_RECORDS SHOWN_.
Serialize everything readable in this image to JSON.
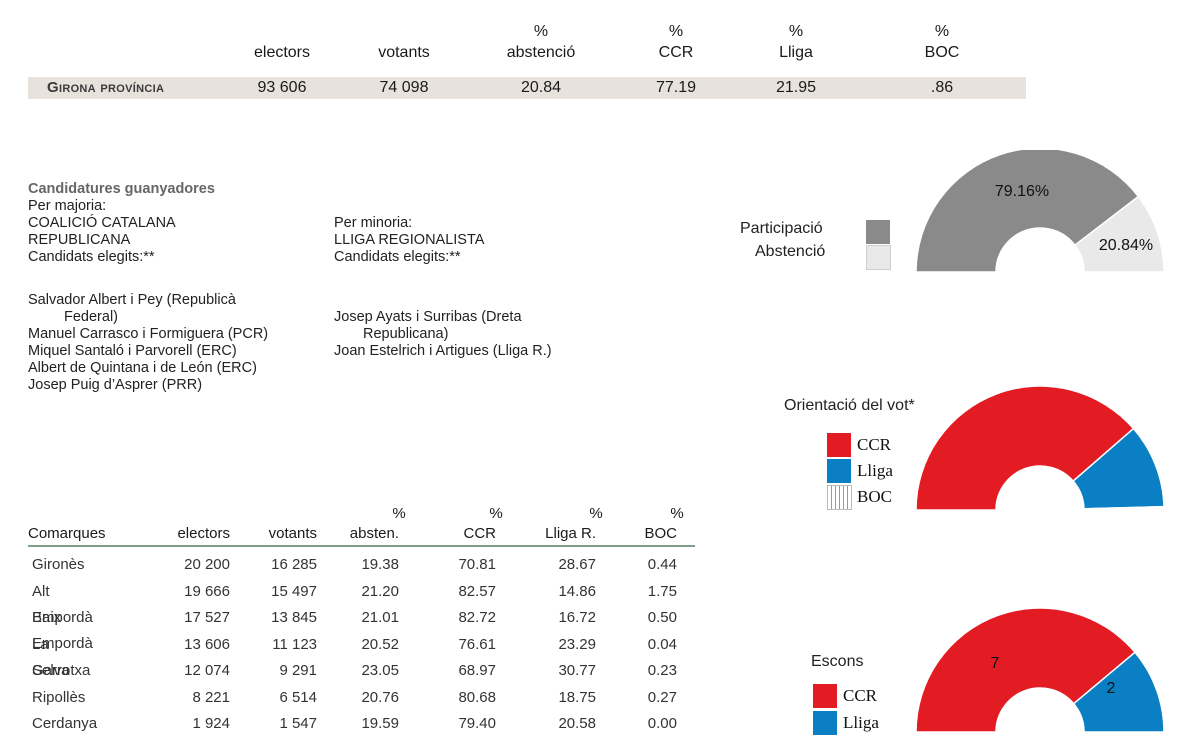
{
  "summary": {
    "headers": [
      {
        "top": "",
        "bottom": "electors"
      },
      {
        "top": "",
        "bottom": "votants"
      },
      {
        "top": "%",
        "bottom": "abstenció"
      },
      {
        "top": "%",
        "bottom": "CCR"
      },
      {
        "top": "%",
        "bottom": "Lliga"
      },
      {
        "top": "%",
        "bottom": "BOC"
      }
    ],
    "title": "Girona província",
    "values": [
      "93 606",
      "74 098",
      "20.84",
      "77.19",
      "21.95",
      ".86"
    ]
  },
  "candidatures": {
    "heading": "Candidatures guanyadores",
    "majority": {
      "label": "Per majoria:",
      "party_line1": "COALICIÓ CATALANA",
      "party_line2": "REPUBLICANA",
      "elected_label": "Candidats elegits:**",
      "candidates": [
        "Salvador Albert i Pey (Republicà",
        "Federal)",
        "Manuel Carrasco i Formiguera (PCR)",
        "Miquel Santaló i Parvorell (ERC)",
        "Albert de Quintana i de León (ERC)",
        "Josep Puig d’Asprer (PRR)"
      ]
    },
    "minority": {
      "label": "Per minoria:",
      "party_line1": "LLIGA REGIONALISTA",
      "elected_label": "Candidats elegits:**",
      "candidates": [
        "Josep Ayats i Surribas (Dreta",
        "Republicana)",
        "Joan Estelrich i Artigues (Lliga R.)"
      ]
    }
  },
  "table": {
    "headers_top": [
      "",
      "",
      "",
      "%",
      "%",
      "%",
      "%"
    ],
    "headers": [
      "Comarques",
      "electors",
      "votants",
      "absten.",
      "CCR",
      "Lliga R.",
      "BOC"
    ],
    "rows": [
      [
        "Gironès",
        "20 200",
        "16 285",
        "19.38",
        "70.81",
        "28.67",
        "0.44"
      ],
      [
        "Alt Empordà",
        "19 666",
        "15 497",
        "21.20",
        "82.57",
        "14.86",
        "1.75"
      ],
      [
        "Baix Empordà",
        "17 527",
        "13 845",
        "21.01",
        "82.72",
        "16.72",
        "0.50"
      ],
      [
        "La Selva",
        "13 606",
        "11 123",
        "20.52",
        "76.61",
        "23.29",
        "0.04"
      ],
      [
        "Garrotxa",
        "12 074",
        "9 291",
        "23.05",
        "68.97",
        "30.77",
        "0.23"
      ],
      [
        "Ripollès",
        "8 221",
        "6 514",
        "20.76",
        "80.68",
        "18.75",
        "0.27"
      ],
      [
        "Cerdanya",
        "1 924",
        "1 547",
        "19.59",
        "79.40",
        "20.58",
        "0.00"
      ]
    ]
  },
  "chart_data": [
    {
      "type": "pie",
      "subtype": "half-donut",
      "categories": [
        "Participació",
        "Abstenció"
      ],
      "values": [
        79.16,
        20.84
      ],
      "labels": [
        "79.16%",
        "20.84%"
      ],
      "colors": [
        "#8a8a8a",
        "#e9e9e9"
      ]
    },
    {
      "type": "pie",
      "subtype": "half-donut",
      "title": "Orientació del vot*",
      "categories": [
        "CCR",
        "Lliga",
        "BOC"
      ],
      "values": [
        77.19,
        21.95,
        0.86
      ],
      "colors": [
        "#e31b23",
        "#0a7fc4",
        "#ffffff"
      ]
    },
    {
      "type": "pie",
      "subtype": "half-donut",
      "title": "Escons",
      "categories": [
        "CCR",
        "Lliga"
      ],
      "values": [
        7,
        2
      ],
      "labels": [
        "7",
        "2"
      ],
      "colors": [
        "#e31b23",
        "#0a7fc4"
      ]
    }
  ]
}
--
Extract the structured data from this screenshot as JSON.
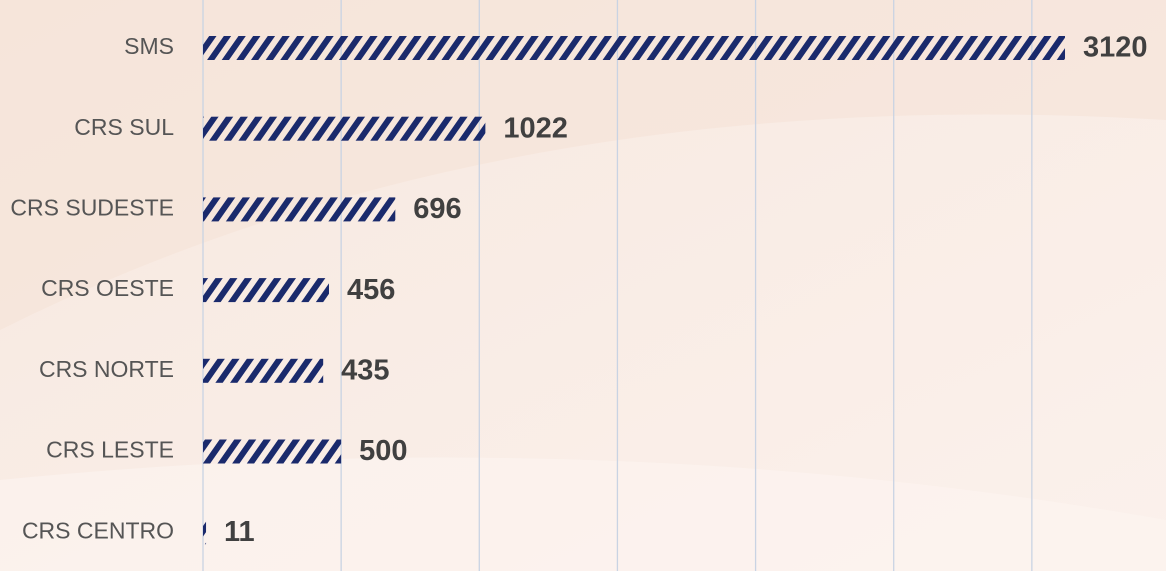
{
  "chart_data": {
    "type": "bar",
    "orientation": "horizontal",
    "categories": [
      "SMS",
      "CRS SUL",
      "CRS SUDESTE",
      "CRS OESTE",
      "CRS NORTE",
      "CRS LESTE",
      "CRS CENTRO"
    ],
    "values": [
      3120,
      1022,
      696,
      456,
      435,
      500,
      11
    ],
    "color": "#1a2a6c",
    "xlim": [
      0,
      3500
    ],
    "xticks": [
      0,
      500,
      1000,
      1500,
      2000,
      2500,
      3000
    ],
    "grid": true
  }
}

_WORK TO BE COMPLETED_.
Go through the records and show every line with the string "JSON" in it.

_CORRECT ANSWER_.
Serialize everything readable in this image to JSON.
Extract the structured data from this screenshot as JSON.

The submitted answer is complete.